— begin PAGE —

I have a suspicion that there could be a better way to explain these
ideas, and this is my attempt. The target audience is people who know
a little bit about Go and a little bit about game search algorithms.
Motivation
A Go game usually revolves around several semi-independent regions on
the 19x19 board. This is unlike chess, where a move in one corner of
the board usually effects the whole game. Thus typical chess programs
perform a (optimized) search on a tree of all possible legal
moves. Such a tree contains around b^n moves to analyze if (i) we want
to look ahead n moves and (ii) the number of legal moves at each turn
(the branching factor) is around b. The optimizations bring the actual
analyzed number to around b^(n/2). For chess, the branching factor is
around 10-20, and 12-15 move look-aheads are routinely performed by
modern programs.
Go starts with a 360+ branching factor. Thus searching a single tree
of all legal moves is out of the question. But note what happens if we
can successfully split the game into k independent regions. Each
region will have b/k legal moves on average. An optimized n move
look-ahead search will need to analyze (b/k)^(n/2) moves for each
region. If we could combine the results of these searches and compute
the best move in constant time using CGT, we will only need to search
k * (b/k)^(n/2) which is much smaller than b^(n/2). For example if b =
100 and we want a 10 move look ahead, the full search will cost us 10
billion moves (about three hours at a million moves per second). If we
could split the board into 5 equally sized independent games, search
each one 10 moves ahead and combine the results, the search would cost
16 million moves (16 seconds at a million moves per second).
Of course it is rarely possible to isolate one part of a Go board from
the rest. The examples in Mathematical Go exclusively deal with
completely isolated regions surrounded by unconditionally live
groups. Such a region has no effect on the rest of the board except
for the timing of the moves. However with further progress, it may be
possible to apply the theory to weakly interacting regions. Spatially
dividing the game seems to me the only option if search is going to
have any chance.
An Empty Corridor
So let's try to understand what CGT is trying to tell us. Here is an
isolated region (assuming the surrounding white and black stones are
alive).
The search tree is simple. If it is white's turn, he'll move into (a)
and black will defend at (b) to get 1 point of territory, if it is
black's turn, he'll move into (a) and get 2 points of territory. If
this was the only active region left on the board this is all the
analysis we would need.
However we should consider potential moves in other parts of the
board. If black has a better prospect elsewhere, he may choose not to
defend his corridor, in effect "passing" in this region of the
board. The Go term for such "playing elsewhere" is tenuki. When would
black do such a thing? If it is black's turn we said he can grab 2
points. If he plays tenuki, and white attacks at (a) black can take at
most 1. If he plays tenuki twice, white may not give him any points in
the corridor. So every tenuki costs black one point up to two
points. Black will choose to play elsewhere if such a move is worth
more than a point. He may be indifferent if such a move is worth one
point.

— end PAGE —
— begin DATA PROVIDED —

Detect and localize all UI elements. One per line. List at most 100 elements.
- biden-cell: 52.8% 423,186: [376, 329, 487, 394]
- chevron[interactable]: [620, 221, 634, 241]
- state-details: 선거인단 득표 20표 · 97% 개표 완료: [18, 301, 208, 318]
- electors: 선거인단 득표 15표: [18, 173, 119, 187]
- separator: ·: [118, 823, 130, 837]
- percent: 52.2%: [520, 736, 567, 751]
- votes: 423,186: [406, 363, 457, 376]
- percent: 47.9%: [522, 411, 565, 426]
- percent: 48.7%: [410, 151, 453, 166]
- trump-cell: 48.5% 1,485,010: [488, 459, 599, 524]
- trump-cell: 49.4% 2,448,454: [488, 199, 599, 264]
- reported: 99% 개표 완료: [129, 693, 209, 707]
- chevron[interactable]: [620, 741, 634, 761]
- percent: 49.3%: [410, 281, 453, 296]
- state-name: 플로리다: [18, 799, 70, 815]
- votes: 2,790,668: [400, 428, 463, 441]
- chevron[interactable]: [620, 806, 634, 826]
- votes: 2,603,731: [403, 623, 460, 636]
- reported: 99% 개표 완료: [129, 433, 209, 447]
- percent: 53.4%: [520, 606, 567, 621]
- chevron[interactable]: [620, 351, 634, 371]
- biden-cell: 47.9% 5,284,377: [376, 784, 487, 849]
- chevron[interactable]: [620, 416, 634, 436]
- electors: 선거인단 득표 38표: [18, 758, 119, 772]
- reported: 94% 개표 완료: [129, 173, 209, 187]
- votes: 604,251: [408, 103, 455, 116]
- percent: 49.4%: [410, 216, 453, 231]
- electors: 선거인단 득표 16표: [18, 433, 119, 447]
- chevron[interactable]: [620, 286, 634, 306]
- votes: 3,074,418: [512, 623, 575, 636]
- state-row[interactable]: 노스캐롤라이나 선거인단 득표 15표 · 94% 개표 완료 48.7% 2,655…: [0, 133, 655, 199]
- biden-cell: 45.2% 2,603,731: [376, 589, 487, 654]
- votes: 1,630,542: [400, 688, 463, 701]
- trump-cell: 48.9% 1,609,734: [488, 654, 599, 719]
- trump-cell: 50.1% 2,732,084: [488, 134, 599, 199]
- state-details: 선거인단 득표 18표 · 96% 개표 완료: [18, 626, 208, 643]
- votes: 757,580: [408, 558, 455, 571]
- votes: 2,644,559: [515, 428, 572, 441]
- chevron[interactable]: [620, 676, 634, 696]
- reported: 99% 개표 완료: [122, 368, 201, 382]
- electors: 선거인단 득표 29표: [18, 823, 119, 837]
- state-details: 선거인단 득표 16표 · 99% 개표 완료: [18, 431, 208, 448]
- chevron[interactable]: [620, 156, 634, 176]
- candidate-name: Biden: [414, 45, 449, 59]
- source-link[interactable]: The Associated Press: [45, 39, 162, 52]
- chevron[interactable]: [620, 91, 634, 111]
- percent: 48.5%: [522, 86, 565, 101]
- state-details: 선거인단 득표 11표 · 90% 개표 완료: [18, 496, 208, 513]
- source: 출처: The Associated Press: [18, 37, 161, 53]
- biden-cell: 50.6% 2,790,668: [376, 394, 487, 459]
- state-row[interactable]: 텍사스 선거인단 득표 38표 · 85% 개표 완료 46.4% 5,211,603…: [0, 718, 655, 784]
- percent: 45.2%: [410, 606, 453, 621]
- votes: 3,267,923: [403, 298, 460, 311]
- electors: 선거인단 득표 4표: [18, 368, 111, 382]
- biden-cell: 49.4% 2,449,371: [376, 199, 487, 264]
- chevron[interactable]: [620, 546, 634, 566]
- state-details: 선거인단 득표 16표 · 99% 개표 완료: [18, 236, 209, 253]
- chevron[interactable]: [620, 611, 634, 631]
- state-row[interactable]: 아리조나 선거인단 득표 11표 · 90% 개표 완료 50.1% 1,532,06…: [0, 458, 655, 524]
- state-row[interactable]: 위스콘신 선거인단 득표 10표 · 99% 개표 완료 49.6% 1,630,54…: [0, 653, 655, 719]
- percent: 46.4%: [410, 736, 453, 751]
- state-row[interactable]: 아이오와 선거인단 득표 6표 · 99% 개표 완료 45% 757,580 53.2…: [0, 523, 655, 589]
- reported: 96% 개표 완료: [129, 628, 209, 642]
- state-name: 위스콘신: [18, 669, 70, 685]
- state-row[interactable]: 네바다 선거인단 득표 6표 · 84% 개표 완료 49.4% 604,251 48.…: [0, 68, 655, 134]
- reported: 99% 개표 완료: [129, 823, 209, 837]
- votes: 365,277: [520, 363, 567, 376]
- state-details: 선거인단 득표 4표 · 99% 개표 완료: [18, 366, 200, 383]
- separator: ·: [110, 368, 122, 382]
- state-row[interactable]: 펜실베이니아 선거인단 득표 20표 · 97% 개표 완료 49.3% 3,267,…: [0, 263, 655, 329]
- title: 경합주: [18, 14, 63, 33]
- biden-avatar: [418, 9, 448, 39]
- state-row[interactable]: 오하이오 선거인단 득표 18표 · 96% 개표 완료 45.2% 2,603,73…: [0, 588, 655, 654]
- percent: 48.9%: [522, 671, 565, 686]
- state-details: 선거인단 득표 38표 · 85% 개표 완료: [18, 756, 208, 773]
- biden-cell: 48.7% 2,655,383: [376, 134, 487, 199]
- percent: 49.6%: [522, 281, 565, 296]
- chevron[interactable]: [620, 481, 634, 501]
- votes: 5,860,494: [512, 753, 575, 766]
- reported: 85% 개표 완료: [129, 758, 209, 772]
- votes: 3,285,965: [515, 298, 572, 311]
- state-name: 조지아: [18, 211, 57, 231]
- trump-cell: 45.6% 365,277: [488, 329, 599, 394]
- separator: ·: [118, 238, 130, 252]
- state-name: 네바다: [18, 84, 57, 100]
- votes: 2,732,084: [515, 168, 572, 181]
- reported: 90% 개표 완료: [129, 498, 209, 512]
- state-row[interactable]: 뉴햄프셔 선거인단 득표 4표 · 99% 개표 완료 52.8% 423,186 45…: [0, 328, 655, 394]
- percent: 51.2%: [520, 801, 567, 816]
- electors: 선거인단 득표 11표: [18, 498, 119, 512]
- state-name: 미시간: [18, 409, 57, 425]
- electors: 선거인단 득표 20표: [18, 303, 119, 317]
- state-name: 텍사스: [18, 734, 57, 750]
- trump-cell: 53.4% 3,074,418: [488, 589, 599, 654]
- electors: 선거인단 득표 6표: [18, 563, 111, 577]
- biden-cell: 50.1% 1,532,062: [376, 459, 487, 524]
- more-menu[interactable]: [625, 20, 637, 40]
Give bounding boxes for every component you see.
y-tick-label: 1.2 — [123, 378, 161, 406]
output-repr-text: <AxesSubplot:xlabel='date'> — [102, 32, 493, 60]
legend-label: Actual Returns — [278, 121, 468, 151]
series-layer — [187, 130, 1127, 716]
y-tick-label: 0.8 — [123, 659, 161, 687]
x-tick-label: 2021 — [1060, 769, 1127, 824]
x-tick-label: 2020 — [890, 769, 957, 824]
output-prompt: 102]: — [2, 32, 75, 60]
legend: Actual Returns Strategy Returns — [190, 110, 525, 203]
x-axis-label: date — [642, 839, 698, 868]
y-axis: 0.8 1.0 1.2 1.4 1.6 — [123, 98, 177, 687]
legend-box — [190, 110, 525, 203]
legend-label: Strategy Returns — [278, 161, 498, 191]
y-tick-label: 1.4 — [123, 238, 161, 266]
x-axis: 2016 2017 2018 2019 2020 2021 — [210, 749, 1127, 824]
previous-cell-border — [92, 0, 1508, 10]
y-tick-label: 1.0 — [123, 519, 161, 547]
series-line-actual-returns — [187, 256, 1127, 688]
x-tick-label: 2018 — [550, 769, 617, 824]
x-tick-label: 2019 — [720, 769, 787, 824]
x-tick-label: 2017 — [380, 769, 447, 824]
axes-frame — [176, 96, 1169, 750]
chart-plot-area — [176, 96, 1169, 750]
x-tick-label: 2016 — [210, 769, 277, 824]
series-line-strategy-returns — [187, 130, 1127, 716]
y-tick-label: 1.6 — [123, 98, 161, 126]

— end DATA PROVIDED —

YOUR TASKS –
#1 For the example in the passage on Go and game search that begins "For example if b = 100", list each cost it states for the full search and for the split search, in moves and in time.
#2 Pick up the passage on Go and game search after its final sentence and write the next part.
The listing is separate material and stands apart from the passage on Go and game search.

ANSWERS IN ORDER –
#1
Full search: 10 billion moves; about three hours at a million moves per second.
Split search: 16 million moves; 16 seconds at a million moves per second.

#2
To decide whether to spend our next move in this region rather than
some other part of the board, does the location or the exact shape of
the corridor matter? Obviously not. Does the size of the corridor
matter? We will see that sometimes it does. What is the exact
information we need to make the correct decision? All we need is the
analysis from the last paragraph, i.e. black can play tenuki twice at
a regional cost of one point each. I'd like to write this out as
[1,1,0]. CGT represents it using the number 1+1/4.
The first big idea of the CGT is that we can represent these isolated
regions with such small bits of information and mostly forget about
the details. The second big idea is to use these small bits of
information to calculate (i) which region contains the best move, and
(ii) who is winning by how much assuming ideal play. To illustrate how
this calculation works, we need an example with more than one region.
Lots of empty corridors
Let's assume that our endgame consists of n copies of the above
corridor. If it is white's turn, he can attack the first corridor,
black can defend and get one point, white can attack the second
corridor, etc. and black will have n points at the end.
But this is not the best possible strategy. Black may choose not to
defend where white attacks and instead may block another corridor to
get 2 points. In fact he can get an extra point using this strategy
if there are four corridors:
Verifying the following is left as an exercise for the reader:
* The ideal strategy for both black and white is to play at the edge
of the longest remaining corridor.
* If white attacks first, playing the ideal strategy, black can get
one point for each corridor plus an extra point for every fourth
corridor.
* If black defends first, he gets two points for the first corridor
and refer to the previous rule for the other corridors.
Now the CGT value of 1+1/4 for this position may make a little more
sense. If you add up the values of all the corridors you get a
fractional number of points. The player on move will be able to round
the fraction in his favor.
Draft...
Here is a slightly different example:
This time if it is black's turn, he can get 4 points (one for the prisoner). If he plays elsewhere, and white attacks at "a", he can get 3 points. If he tenukis twice and white keeps attacking, he can still get 2 points. But if he tenukis a third time, white will save his stone and black will get zero points. So the tenuki costs for black this time are [1,1,2]. CGT represents this situation with an infinitesimal (something that is greater in absolute value than zero yet smaller than any positive real number) called "double up star" (written "^^*").
A third example to introduce another member of the CGT menagerie:
In the top corridor black will get 4, 3, 0 points respectively if he tenukis 0, 1, and 2 times. In my notation this is [1,3]. CGT calls it TINY-1. The bottom corridor gives black 5, 4, 0 points to black if he tenukis 0, 1, and 2 times. The costs of the tenukis are [1,4]. According to CGT, this is TINY-2. Tinies are things that are smaller than infinitesimals yet still larger than zero. Opposite of a tiny is called a miny.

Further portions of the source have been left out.